Only the number is wanted: how many lines contain the string "screenshot"?

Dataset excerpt
◆ ◆ ◆
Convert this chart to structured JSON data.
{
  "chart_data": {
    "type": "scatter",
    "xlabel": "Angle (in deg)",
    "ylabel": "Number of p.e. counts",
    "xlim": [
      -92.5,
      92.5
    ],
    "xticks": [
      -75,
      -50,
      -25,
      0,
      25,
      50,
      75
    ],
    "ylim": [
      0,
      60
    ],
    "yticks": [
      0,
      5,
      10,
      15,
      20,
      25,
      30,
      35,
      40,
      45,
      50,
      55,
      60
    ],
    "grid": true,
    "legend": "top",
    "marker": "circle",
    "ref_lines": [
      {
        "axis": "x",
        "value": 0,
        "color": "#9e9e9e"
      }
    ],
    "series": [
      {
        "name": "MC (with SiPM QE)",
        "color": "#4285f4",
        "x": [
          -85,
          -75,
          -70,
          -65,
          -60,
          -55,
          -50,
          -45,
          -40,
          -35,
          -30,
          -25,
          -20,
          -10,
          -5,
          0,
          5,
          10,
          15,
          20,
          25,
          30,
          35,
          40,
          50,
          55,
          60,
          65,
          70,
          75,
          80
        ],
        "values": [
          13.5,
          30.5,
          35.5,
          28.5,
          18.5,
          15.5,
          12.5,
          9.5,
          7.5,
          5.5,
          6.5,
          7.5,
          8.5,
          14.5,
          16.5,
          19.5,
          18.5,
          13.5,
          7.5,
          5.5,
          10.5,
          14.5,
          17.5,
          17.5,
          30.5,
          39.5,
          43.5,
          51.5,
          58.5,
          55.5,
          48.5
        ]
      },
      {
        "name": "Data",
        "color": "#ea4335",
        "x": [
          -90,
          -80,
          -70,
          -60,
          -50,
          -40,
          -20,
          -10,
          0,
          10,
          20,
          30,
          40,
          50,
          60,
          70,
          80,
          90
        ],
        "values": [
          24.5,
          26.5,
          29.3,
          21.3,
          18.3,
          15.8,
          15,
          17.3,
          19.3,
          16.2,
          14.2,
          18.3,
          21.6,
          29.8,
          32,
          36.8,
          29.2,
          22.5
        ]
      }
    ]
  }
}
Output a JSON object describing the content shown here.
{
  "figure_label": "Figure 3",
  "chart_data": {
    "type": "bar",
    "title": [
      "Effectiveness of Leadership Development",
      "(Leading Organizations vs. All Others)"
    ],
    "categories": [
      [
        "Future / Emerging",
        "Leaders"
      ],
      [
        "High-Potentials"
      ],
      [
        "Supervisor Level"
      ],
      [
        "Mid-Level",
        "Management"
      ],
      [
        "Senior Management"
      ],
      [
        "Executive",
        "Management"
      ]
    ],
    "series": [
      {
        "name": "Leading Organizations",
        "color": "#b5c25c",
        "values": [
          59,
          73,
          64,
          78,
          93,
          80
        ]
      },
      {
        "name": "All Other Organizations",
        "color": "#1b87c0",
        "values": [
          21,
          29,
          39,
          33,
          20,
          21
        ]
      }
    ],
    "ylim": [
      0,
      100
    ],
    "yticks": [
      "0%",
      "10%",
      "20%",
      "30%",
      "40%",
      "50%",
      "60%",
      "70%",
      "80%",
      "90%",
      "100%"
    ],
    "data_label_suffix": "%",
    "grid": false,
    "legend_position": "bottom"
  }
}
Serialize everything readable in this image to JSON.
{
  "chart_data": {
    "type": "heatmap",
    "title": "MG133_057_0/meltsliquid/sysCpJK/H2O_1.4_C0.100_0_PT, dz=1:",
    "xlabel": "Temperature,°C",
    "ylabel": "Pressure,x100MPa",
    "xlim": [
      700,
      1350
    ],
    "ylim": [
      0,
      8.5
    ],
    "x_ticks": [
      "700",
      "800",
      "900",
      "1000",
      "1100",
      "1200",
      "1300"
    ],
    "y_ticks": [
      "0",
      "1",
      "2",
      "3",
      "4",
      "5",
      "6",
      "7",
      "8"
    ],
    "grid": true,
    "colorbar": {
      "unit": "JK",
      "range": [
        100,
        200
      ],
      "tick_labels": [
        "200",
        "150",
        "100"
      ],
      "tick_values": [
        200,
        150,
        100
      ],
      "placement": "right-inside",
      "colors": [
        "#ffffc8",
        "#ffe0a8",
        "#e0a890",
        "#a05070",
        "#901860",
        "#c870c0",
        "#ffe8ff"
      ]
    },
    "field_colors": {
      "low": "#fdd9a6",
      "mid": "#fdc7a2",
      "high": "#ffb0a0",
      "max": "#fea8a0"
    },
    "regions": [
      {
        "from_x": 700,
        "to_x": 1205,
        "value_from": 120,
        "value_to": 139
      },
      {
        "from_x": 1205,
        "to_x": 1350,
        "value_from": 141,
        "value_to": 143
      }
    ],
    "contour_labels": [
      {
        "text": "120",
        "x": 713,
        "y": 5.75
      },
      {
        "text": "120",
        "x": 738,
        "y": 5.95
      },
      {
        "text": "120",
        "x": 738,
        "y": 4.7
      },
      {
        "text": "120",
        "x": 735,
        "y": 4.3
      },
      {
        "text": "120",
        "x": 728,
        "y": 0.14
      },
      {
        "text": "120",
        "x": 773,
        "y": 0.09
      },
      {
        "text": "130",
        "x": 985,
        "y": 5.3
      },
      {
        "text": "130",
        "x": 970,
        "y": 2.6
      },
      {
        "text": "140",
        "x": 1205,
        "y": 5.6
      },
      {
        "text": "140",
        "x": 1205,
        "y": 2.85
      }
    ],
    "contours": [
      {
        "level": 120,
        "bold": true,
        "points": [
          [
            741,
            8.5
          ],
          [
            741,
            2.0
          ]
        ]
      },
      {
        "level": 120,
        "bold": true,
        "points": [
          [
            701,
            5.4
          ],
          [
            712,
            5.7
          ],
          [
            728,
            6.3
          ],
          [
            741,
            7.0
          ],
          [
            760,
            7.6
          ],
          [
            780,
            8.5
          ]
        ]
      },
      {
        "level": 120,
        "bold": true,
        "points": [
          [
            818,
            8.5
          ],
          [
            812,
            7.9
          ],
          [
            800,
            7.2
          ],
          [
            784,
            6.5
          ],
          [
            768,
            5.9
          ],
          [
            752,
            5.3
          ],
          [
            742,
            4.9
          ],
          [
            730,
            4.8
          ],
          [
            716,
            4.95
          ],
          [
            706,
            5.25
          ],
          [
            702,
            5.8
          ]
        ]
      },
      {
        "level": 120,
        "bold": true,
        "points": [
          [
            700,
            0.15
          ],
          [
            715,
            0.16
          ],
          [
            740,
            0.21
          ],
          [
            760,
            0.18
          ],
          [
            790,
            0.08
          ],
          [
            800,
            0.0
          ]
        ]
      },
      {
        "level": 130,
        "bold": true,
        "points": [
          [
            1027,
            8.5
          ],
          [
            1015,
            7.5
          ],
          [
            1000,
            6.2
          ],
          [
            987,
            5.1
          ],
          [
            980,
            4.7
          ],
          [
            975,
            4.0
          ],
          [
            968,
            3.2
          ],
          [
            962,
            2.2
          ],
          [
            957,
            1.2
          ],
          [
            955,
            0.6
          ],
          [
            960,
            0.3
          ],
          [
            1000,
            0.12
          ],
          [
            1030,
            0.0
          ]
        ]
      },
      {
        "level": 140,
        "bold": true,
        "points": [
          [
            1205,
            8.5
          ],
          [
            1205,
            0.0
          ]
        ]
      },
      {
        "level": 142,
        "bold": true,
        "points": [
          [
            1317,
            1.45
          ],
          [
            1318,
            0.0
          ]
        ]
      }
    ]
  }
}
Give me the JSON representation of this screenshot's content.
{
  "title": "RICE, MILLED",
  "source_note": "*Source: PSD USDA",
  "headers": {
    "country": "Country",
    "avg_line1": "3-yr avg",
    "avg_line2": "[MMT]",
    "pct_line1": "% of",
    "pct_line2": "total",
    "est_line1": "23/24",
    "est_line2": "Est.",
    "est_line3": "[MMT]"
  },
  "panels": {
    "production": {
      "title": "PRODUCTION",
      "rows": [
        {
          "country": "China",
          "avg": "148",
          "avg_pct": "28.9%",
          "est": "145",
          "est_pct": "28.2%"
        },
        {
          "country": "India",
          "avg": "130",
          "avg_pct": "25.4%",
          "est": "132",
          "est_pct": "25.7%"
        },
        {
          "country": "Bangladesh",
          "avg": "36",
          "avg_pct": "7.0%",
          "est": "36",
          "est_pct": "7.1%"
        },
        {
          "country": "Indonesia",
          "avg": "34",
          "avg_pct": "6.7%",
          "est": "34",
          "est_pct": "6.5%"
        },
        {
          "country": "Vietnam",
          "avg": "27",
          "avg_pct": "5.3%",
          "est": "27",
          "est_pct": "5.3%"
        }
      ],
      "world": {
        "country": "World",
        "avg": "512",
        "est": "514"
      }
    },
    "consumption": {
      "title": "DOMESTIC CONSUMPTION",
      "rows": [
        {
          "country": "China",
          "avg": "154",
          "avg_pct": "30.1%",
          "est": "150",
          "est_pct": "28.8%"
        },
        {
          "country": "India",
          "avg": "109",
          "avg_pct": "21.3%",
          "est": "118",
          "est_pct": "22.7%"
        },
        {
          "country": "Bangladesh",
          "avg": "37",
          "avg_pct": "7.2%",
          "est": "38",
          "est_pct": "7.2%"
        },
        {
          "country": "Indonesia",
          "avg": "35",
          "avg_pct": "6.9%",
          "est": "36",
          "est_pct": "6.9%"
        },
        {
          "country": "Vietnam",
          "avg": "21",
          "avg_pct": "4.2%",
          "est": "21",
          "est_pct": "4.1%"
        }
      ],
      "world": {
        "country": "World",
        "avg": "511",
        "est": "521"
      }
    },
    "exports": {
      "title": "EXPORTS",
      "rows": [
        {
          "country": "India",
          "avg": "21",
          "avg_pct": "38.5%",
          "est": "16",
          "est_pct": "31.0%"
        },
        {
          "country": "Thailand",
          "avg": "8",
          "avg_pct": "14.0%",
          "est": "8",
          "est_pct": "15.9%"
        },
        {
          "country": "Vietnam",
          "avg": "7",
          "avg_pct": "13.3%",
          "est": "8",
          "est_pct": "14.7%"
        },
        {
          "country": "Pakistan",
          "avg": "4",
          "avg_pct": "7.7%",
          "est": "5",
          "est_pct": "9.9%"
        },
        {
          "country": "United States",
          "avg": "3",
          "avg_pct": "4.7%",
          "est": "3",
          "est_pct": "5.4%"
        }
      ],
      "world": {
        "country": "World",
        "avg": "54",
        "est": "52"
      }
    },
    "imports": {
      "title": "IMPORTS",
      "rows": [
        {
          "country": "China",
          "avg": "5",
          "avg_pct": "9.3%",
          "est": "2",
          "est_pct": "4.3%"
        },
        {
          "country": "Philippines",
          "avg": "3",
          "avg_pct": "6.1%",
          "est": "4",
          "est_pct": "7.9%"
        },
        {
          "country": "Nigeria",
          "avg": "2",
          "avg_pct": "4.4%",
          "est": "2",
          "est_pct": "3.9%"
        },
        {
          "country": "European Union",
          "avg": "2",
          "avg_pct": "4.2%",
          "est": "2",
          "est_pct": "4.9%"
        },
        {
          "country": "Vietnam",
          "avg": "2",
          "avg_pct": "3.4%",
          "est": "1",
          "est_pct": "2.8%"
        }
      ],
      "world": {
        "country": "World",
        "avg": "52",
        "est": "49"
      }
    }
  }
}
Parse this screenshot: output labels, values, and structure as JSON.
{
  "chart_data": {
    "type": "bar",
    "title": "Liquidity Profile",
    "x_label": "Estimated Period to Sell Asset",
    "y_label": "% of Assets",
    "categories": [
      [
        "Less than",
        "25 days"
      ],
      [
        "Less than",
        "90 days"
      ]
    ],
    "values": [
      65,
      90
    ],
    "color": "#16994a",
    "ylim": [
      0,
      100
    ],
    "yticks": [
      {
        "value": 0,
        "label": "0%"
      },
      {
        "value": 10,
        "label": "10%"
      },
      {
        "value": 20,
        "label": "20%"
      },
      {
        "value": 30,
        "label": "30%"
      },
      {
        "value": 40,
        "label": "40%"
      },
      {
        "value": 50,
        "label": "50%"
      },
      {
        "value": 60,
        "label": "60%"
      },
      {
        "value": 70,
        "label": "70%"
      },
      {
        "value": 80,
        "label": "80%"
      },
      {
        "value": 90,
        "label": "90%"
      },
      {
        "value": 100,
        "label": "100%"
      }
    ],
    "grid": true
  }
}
◆ ◆ ◆
Exercise output: 2